*RECORDS SHOWN*:
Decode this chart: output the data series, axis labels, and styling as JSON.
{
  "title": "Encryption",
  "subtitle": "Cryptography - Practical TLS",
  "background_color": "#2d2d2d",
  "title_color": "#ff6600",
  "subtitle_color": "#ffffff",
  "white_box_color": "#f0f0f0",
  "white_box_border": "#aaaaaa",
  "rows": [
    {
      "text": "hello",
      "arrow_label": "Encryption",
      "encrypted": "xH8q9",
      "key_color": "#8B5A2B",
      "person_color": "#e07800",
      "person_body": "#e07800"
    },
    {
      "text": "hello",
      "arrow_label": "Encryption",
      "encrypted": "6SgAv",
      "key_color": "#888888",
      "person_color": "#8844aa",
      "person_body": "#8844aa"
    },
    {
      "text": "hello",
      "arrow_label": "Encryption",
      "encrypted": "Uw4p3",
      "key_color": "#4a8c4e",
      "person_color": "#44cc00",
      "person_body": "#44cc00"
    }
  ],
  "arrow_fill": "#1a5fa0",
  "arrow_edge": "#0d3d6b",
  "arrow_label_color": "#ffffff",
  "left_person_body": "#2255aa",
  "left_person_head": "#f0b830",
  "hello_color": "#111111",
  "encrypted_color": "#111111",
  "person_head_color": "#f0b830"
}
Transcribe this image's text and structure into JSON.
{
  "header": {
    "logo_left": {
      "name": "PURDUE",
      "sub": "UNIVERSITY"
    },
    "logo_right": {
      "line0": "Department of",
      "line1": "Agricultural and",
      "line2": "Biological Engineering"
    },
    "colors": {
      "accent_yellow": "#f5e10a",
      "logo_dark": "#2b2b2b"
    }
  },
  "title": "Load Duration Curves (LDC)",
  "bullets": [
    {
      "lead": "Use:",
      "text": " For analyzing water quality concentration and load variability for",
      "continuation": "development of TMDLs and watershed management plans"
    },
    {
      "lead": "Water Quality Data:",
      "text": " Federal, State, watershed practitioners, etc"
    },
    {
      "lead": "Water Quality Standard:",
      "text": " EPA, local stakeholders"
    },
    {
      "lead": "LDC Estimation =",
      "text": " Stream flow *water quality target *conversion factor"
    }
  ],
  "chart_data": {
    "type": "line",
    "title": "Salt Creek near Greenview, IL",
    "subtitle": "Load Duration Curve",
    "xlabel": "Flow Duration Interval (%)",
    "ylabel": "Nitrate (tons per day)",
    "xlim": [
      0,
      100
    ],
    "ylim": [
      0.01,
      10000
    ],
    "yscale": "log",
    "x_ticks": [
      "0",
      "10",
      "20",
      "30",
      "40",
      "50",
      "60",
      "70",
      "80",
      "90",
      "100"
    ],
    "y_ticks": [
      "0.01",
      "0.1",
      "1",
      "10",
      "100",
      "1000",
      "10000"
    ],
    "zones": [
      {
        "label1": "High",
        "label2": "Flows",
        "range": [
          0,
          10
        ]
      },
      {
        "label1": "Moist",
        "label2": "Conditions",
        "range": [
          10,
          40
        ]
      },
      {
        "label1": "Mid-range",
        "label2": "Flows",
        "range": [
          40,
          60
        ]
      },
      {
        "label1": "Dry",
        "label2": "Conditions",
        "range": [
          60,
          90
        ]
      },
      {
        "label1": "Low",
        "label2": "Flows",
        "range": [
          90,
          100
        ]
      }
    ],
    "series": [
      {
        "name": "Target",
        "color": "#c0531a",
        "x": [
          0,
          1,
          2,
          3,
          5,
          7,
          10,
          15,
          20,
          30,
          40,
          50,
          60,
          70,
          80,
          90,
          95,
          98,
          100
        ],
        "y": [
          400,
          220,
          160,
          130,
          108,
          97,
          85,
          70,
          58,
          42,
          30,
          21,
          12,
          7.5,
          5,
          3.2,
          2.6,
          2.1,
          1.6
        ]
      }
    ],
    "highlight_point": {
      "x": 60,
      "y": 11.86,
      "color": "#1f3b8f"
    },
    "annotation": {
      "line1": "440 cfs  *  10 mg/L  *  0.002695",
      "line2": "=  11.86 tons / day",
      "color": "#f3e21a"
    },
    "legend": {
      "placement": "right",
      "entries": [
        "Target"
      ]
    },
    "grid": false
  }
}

*EXERCISE DIRECTIONS*: All of the entries above must be quoted exactly.

*SOLVED PROBLEM*:
Decode this chart: output the data series, axis labels, and styling as JSON.
{
  "title": "Encryption",
  "subtitle": "Cryptography - Practical TLS",
  "background_color": "#2d2d2d",
  "title_color": "#ff6600",
  "subtitle_color": "#ffffff",
  "white_box_color": "#f0f0f0",
  "white_box_border": "#aaaaaa",
  "rows": [
    {
      "text": "hello",
      "arrow_label": "Encryption",
      "encrypted": "xH8q9",
      "key_color": "#8B5A2B",
      "person_color": "#e07800",
      "person_body": "#e07800"
    },
    {
      "text": "hello",
      "arrow_label": "Encryption",
      "encrypted": "6SgAv",
      "key_color": "#888888",
      "person_color": "#8844aa",
      "person_body": "#8844aa"
    },
    {
      "text": "hello",
      "arrow_label": "Encryption",
      "encrypted": "Uw4p3",
      "key_color": "#4a8c4e",
      "person_color": "#44cc00",
      "person_body": "#44cc00"
    }
  ],
  "arrow_fill": "#1a5fa0",
  "arrow_edge": "#0d3d6b",
  "arrow_label_color": "#ffffff",
  "left_person_body": "#2255aa",
  "left_person_head": "#f0b830",
  "hello_color": "#111111",
  "encrypted_color": "#111111",
  "person_head_color": "#f0b830"
}
Transcribe this image's text and structure into JSON.
{
  "header": {
    "logo_left": {
      "name": "PURDUE",
      "sub": "UNIVERSITY"
    },
    "logo_right": {
      "line0": "Department of",
      "line1": "Agricultural and",
      "line2": "Biological Engineering"
    },
    "colors": {
      "accent_yellow": "#f5e10a",
      "logo_dark": "#2b2b2b"
    }
  },
  "title": "Load Duration Curves (LDC)",
  "bullets": [
    {
      "lead": "Use:",
      "text": " For analyzing water quality concentration and load variability for",
      "continuation": "development of TMDLs and watershed management plans"
    },
    {
      "lead": "Water Quality Data:",
      "text": " Federal, State, watershed practitioners, etc"
    },
    {
      "lead": "Water Quality Standard:",
      "text": " EPA, local stakeholders"
    },
    {
      "lead": "LDC Estimation =",
      "text": " Stream flow *water quality target *conversion factor"
    }
  ],
  "chart_data": {
    "type": "line",
    "title": "Salt Creek near Greenview, IL",
    "subtitle": "Load Duration Curve",
    "xlabel": "Flow Duration Interval (%)",
    "ylabel": "Nitrate (tons per day)",
    "xlim": [
      0,
      100
    ],
    "ylim": [
      0.01,
      10000
    ],
    "yscale": "log",
    "x_ticks": [
      "0",
      "10",
      "20",
      "30",
      "40",
      "50",
      "60",
      "70",
      "80",
      "90",
      "100"
    ],
    "y_ticks": [
      "0.01",
      "0.1",
      "1",
      "10",
      "100",
      "1000",
      "10000"
    ],
    "zones": [
      {
        "label1": "High",
        "label2": "Flows",
        "range": [
          0,
          10
        ]
      },
      {
        "label1": "Moist",
        "label2": "Conditions",
        "range": [
          10,
          40
        ]
      },
      {
        "label1": "Mid-range",
        "label2": "Flows",
        "range": [
          40,
          60
        ]
      },
      {
        "label1": "Dry",
        "label2": "Conditions",
        "range": [
          60,
          90
        ]
      },
      {
        "label1": "Low",
        "label2": "Flows",
        "range": [
          90,
          100
        ]
      }
    ],
    "series": [
      {
        "name": "Target",
        "color": "#c0531a",
        "x": [
          0,
          1,
          2,
          3,
          5,
          7,
          10,
          15,
          20,
          30,
          40,
          50,
          60,
          70,
          80,
          90,
          95,
          98,
          100
        ],
        "y": [
          400,
          220,
          160,
          130,
          108,
          97,
          85,
          70,
          58,
          42,
          30,
          21,
          12,
          7.5,
          5,
          3.2,
          2.6,
          2.1,
          1.6
        ]
      }
    ],
    "highlight_point": {
      "x": 60,
      "y": 11.86,
      "color": "#1f3b8f"
    },
    "annotation": {
      "line1": "440 cfs  *  10 mg/L  *  0.002695",
      "line2": "=  11.86 tons / day",
      "color": "#f3e21a"
    },
    "legend": {
      "placement": "right",
      "entries": [
        "Target"
      ]
    },
    "grid": false
  }
}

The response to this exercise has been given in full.